=== Spatial annotation records ===
--- --- ---

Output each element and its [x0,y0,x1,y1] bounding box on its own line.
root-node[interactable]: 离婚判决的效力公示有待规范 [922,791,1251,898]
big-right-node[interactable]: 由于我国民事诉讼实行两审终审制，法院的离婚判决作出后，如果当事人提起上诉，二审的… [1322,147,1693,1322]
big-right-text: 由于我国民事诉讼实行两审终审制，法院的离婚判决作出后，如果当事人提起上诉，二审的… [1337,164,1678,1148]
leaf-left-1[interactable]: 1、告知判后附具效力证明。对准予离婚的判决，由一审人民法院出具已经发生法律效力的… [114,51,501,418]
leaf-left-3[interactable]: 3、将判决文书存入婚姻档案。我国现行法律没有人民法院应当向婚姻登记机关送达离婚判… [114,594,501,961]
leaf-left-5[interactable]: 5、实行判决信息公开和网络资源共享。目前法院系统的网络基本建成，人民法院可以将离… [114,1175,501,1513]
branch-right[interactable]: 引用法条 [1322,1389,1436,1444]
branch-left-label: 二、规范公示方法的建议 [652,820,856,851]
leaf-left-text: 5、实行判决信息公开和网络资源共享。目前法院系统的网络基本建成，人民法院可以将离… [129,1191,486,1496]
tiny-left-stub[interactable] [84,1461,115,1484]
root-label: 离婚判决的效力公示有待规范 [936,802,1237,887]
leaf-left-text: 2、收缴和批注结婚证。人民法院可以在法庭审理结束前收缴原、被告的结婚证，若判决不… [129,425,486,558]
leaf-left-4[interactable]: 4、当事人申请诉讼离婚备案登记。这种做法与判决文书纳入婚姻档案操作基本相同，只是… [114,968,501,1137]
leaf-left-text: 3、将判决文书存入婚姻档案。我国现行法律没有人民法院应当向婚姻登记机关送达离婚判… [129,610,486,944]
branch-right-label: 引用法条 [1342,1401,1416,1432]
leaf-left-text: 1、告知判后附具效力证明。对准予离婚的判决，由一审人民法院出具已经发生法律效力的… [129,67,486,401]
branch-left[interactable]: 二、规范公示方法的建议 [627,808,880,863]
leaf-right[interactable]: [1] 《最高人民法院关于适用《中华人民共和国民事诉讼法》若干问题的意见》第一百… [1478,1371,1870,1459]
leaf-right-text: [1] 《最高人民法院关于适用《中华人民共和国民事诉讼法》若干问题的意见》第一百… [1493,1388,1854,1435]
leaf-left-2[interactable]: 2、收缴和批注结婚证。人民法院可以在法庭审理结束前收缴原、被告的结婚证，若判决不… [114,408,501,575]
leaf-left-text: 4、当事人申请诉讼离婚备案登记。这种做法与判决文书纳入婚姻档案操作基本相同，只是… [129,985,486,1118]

--- --- ---

Pull out each line from the rows above that contains the string "被告的结婚证", and copy those lines. Case matters.

=== Solution to this exercise ===
leaf-left-text: 2、收缴和批注结婚证。人民法院可以在法庭审理结束前收缴原、被告的结婚证，若判决不… [129,425,486,558]
leaf-left-2[interactable]: 2、收缴和批注结婚证。人民法院可以在法庭审理结束前收缴原、被告的结婚证，若判决不… [114,408,501,575]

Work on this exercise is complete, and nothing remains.